Stored data:
────────────────
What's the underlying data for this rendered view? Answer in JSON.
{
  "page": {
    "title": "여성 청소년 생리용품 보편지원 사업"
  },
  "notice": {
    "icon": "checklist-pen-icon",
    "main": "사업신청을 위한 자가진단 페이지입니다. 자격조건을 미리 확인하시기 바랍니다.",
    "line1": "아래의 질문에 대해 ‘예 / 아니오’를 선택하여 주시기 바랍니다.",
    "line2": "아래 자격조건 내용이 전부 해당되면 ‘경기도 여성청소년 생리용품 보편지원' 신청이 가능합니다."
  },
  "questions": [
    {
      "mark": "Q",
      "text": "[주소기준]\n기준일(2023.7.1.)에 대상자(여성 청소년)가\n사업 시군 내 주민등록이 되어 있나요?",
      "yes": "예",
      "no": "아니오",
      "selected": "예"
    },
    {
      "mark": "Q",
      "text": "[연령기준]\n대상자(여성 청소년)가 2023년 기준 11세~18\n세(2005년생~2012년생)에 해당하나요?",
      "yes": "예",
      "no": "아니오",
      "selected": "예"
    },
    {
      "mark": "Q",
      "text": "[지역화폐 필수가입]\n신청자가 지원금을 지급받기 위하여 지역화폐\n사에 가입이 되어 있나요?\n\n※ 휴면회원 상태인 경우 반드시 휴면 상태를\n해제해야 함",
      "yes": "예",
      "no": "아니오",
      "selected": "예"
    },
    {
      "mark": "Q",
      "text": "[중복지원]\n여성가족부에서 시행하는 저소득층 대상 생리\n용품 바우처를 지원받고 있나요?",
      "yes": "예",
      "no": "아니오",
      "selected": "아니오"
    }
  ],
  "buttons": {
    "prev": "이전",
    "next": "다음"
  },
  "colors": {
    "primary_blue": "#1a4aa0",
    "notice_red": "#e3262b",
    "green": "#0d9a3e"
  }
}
────────────────
TASK DIRECTIONS — Gather each line in these records that contains the string "바랍니다".

COMPLETED TASK —
    "main": "사업신청을 위한 자가진단 페이지입니다. 자격조건을 미리 확인하시기 바랍니다.",
    "line1": "아래의 질문에 대해 ‘예 / 아니오’를 선택하여 주시기 바랍니다.",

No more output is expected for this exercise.